Recorded data:
>>>>>

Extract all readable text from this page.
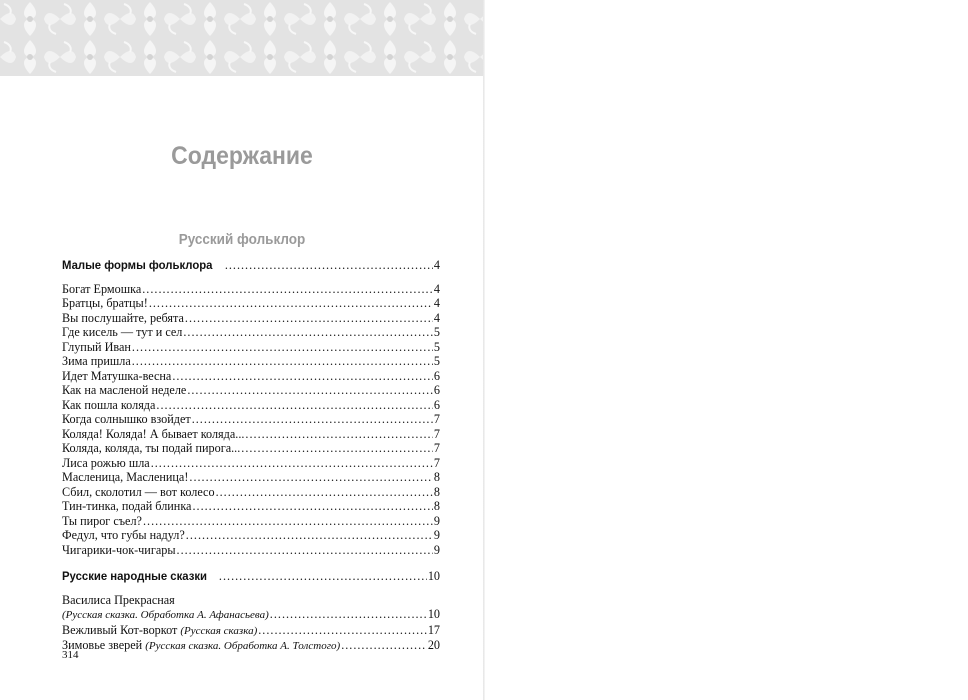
Содержание
Русский фольклор
Малые формы фольклора .....	4
Богат Ермошка .....	4
Братцы, братцы! .....	4
Вы послушайте, ребята .....	4
Где кисель — тут и сел .....	5
Глупый Иван .....	5
Зима пришла .....	5
Идет Матушка-весна .....	6
Как на масленой неделе .....	6
Как пошла коляда .....	6
Когда солнышко взойдет .....	7
Коляда! Коляда! А бывает коляда... .....	7
Коляда, коляда, ты подай пирога... .....	7
Лиса рожью шла .....	7
Масленица, Масленица! .....	8
Сбил, сколотил — вот колесо .....	8
Тин-тинка, подай блинка .....	8
Ты пирог съел? .....	9
Федул, что губы надул? .....	9
Чигарики-чок-чигары .....	9
Русские народные сказки .....	10
Василиса Прекрасная
(Русская сказка. Обработка А. Афанасьева) .....	10
Вежливый Кот-воркот (Русская сказка) .....	17
Зимовье зверей (Русская сказка. Обработка А. Толстого) .....	20
314
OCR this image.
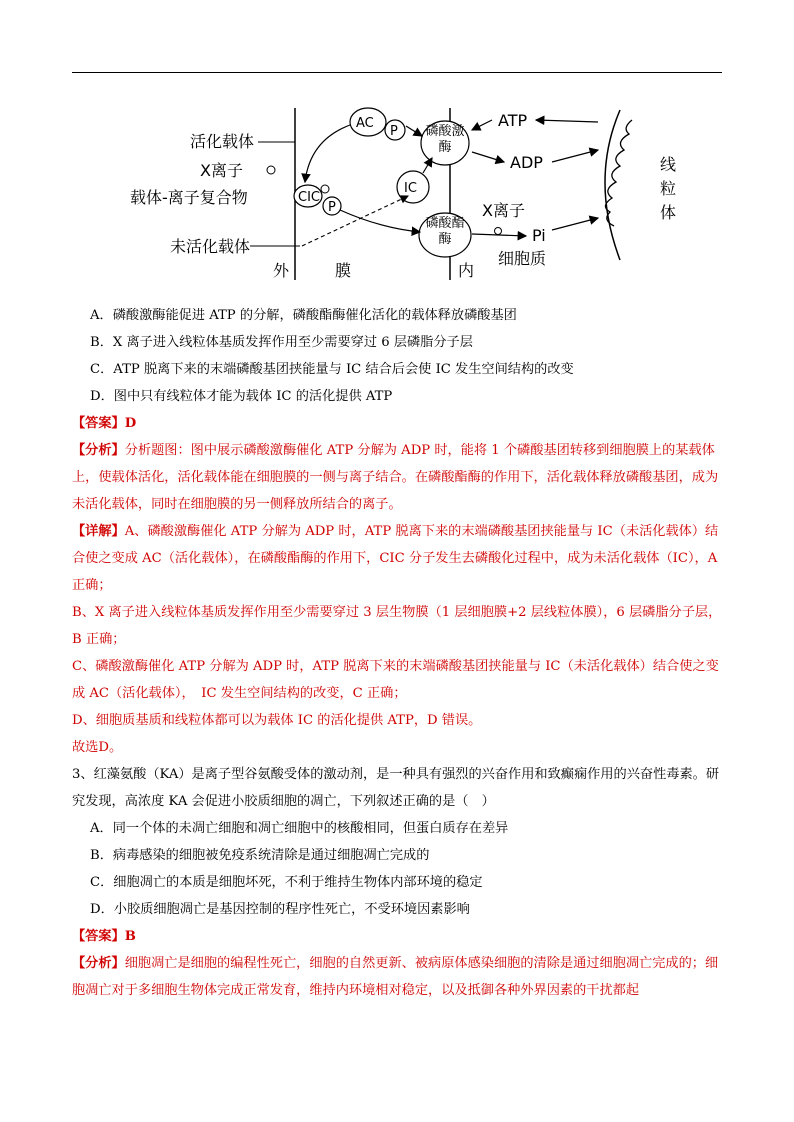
活化载体
X离子
载体-离子复合物
未活化载体
外	膜	内
细胞质
AC
P
CIC
P
IC
磷酸激酶
磷酸酯酶
ATP
ADP
X离子
Pi
线
粒
体

A．磷酸激酶能促进 ATP 的分解，磷酸酯酶催化活化的载体释放磷酸基团

B．X 离子进入线粒体基质发挥作用至少需要穿过 6 层磷脂分子层

C．ATP 脱离下来的末端磷酸基团挟能量与 IC 结合后会使 IC 发生空间结构的改变

D．图中只有线粒体才能为载体 IC 的活化提供 ATP

【答案】D

【分析】分析题图：图中展示磷酸激酶催化 ATP 分解为 ADP 时，能将 1 个磷酸基团转移到细胞膜上的某载体上，使载体活化，活化载体能在细胞膜的一侧与离子结合。在磷酸酯酶的作用下，活化载体释放磷酸基团，成为未活化载体，同时在细胞膜的另一侧释放所结合的离子。

【详解】A、磷酸激酶催化 ATP 分解为 ADP 时，ATP 脱离下来的末端磷酸基团挟能量与 IC（未活化载体）结合使之变成 AC（活化载体），在磷酸酯酶的作用下，CIC 分子发生去磷酸化过程中，成为未活化载体（IC），A 正确；

B、X 离子进入线粒体基质发挥作用至少需要穿过 3 层生物膜（1 层细胞膜+2 层线粒体膜），6 层磷脂分子层，B 正确；

C、磷酸激酶催化 ATP 分解为 ADP 时，ATP 脱离下来的末端磷酸基团挟能量与 IC（未活化载体）结合使之变成 AC（活化载体），　IC 发生空间结构的改变，C 正确；

D、细胞质基质和线粒体都可以为载体 IC 的活化提供 ATP，D 错误。

故选D。

3、红藻氨酸（KA）是离子型谷氨酸受体的激动剂，是一种具有强烈的兴奋作用和致癫痫作用的兴奋性毒素。研究发现，高浓度 KA 会促进小胶质细胞的凋亡，下列叙述正确的是（　）

A．同一个体的未凋亡细胞和凋亡细胞中的核酸相同，但蛋白质存在差异

B．病毒感染的细胞被免疫系统清除是通过细胞凋亡完成的

C．细胞凋亡的本质是细胞坏死，不利于维持生物体内部环境的稳定

D．小胶质细胞凋亡是基因控制的程序性死亡，不受环境因素影响

【答案】B

【分析】细胞凋亡是细胞的编程性死亡，细胞的自然更新、被病原体感染细胞的清除是通过细胞凋亡完成的；细胞凋亡对于多细胞生物体完成正常发育，维持内环境相对稳定，以及抵御各种外界因素的干扰都起
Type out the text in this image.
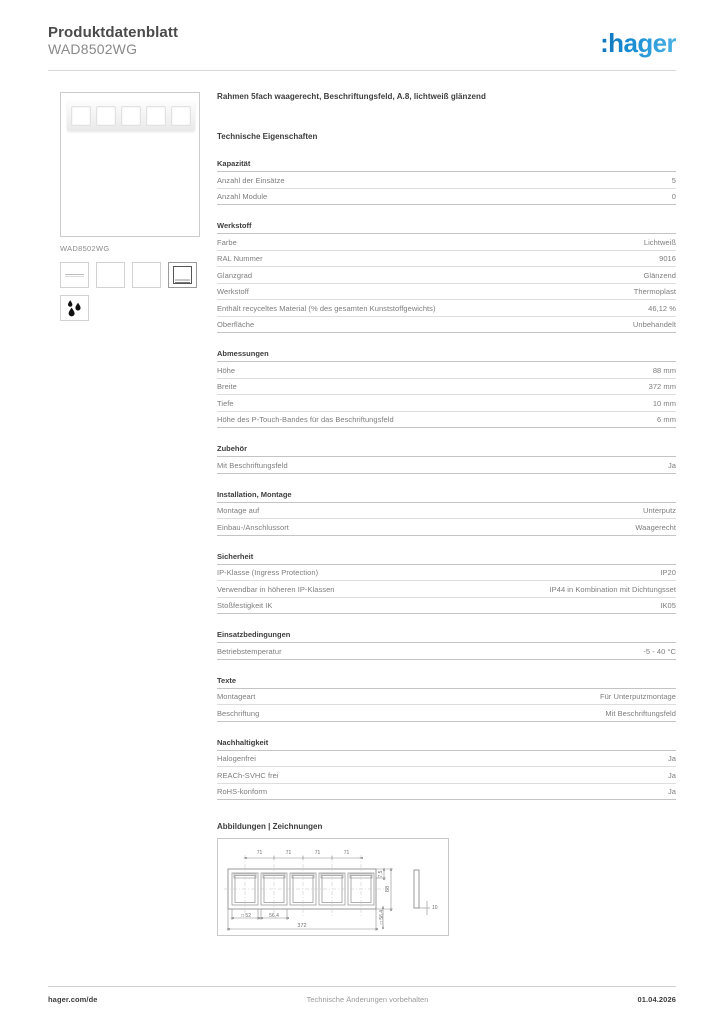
Produktdatenblatt
WAD8502WG	:hager
WAD8502WG
Rahmen 5fach waagerecht, Beschriftungsfeld, A.8, lichtweiß glänzend
Technische Eigenschaften
Kapazität
Anzahl der Einsätze	5
Anzahl Module	0
Werkstoff
Farbe	Lichtweiß
RAL Nummer	9016
Glanzgrad	Glänzend
Werkstoff	Thermoplast
Enthält recyceltes Material (% des gesamten Kunststoffgewichts)	46,12 %
Oberfläche	Unbehandelt
Abmessungen
Höhe	88 mm
Breite	372 mm
Tiefe	10 mm
Höhe des P-Touch-Bandes für das Beschriftungsfeld	6 mm
Zubehör
Mit Beschriftungsfeld	Ja
Installation, Montage
Montage auf	Unterputz
Einbau-/Anschlussort	Waagerecht
Sicherheit
IP-Klasse (Ingress Protection)	IP20
Verwendbar in höheren IP-Klassen	IP44 in Kombination mit Dichtungsset
Stoßfestigkeit IK	IK05
Einsatzbedingungen
Betriebstemperatur	-5 - 40 °C
Texte
Montageart	Für Unterputzmontage
Beschriftung	Mit Beschriftungsfeld
Nachhaltigkeit
Halogenfrei	Ja
REACh-SVHC frei	Ja
RoHS-konform	Ja
Abbildungen | Zeichnungen
71	71	71	71
□ 52	56,4
372
7,5
88
□ 56,4
10
hager.com/de	Technische Änderungen vorbehalten	01.04.2026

<<<<<

Given problem – Extract the full listing above verbatim; pictures are to be left out of the copy.

Exercise solution –
Extract all readable text from this page.
Содержание
Русский фольклор
Малые формы фольклора .....	4
Богат Ермошка .....	4
Братцы, братцы! .....	4
Вы послушайте, ребята .....	4
Где кисель — тут и сел .....	5
Глупый Иван .....	5
Зима пришла .....	5
Идет Матушка-весна .....	6
Как на масленой неделе .....	6
Как пошла коляда .....	6
Когда солнышко взойдет .....	7
Коляда! Коляда! А бывает коляда... .....	7
Коляда, коляда, ты подай пирога... .....	7
Лиса рожью шла .....	7
Масленица, Масленица! .....	8
Сбил, сколотил — вот колесо .....	8
Тин-тинка, подай блинка .....	8
Ты пирог съел? .....	9
Федул, что губы надул? .....	9
Чигарики-чок-чигары .....	9
Русские народные сказки .....	10
Василиса Прекрасная
(Русская сказка. Обработка А. Афанасьева) .....	10
Вежливый Кот-воркот (Русская сказка) .....	17
Зимовье зверей (Русская сказка. Обработка А. Толстого) .....	20
314
OCR this image.
活化载体
X离子
载体-离子复合物
未活化载体
外	膜	内
细胞质
AC
P
CIC
P
IC
磷酸激酶
磷酸酯酶
ATP
ADP
X离子
Pi
线
粒
体

A．磷酸激酶能促进 ATP 的分解，磷酸酯酶催化活化的载体释放磷酸基团

B．X 离子进入线粒体基质发挥作用至少需要穿过 6 层磷脂分子层

C．ATP 脱离下来的末端磷酸基团挟能量与 IC 结合后会使 IC 发生空间结构的改变

D．图中只有线粒体才能为载体 IC 的活化提供 ATP

【答案】D

【分析】分析题图：图中展示磷酸激酶催化 ATP 分解为 ADP 时，能将 1 个磷酸基团转移到细胞膜上的某载体上，使载体活化，活化载体能在细胞膜的一侧与离子结合。在磷酸酯酶的作用下，活化载体释放磷酸基团，成为未活化载体，同时在细胞膜的另一侧释放所结合的离子。

【详解】A、磷酸激酶催化 ATP 分解为 ADP 时，ATP 脱离下来的末端磷酸基团挟能量与 IC（未活化载体）结合使之变成 AC（活化载体），在磷酸酯酶的作用下，CIC 分子发生去磷酸化过程中，成为未活化载体（IC），A 正确；

B、X 离子进入线粒体基质发挥作用至少需要穿过 3 层生物膜（1 层细胞膜+2 层线粒体膜），6 层磷脂分子层，B 正确；

C、磷酸激酶催化 ATP 分解为 ADP 时，ATP 脱离下来的末端磷酸基团挟能量与 IC（未活化载体）结合使之变成 AC（活化载体），　IC 发生空间结构的改变，C 正确；

D、细胞质基质和线粒体都可以为载体 IC 的活化提供 ATP，D 错误。

故选D。

3、红藻氨酸（KA）是离子型谷氨酸受体的激动剂，是一种具有强烈的兴奋作用和致癫痫作用的兴奋性毒素。研究发现，高浓度 KA 会促进小胶质细胞的凋亡，下列叙述正确的是（　）

A．同一个体的未凋亡细胞和凋亡细胞中的核酸相同，但蛋白质存在差异

B．病毒感染的细胞被免疫系统清除是通过细胞凋亡完成的

C．细胞凋亡的本质是细胞坏死，不利于维持生物体内部环境的稳定

D．小胶质细胞凋亡是基因控制的程序性死亡，不受环境因素影响

【答案】B

【分析】细胞凋亡是细胞的编程性死亡，细胞的自然更新、被病原体感染细胞的清除是通过细胞凋亡完成的；细胞凋亡对于多细胞生物体完成正常发育，维持内环境相对稳定，以及抵御各种外界因素的干扰都起
Type out the text in this image.
Produktdatenblatt
WAD8502WG	:hager
WAD8502WG
Rahmen 5fach waagerecht, Beschriftungsfeld, A.8, lichtweiß glänzend
Technische Eigenschaften
Kapazität
Anzahl der Einsätze	5
Anzahl Module	0
Werkstoff
Farbe	Lichtweiß
RAL Nummer	9016
Glanzgrad	Glänzend
Werkstoff	Thermoplast
Enthält recyceltes Material (% des gesamten Kunststoffgewichts)	46,12 %
Oberfläche	Unbehandelt
Abmessungen
Höhe	88 mm
Breite	372 mm
Tiefe	10 mm
Höhe des P-Touch-Bandes für das Beschriftungsfeld	6 mm
Zubehör
Mit Beschriftungsfeld	Ja
Installation, Montage
Montage auf	Unterputz
Einbau-/Anschlussort	Waagerecht
Sicherheit
IP-Klasse (Ingress Protection)	IP20
Verwendbar in höheren IP-Klassen	IP44 in Kombination mit Dichtungsset
Stoßfestigkeit IK	IK05
Einsatzbedingungen
Betriebstemperatur	-5 - 40 °C
Texte
Montageart	Für Unterputzmontage
Beschriftung	Mit Beschriftungsfeld
Nachhaltigkeit
Halogenfrei	Ja
REACh-SVHC frei	Ja
RoHS-konform	Ja
Abbildungen | Zeichnungen
71	71	71	71
□ 52	56,4
372
7,5
88
□ 56,4
10
hager.com/de	Technische Änderungen vorbehalten	01.04.2026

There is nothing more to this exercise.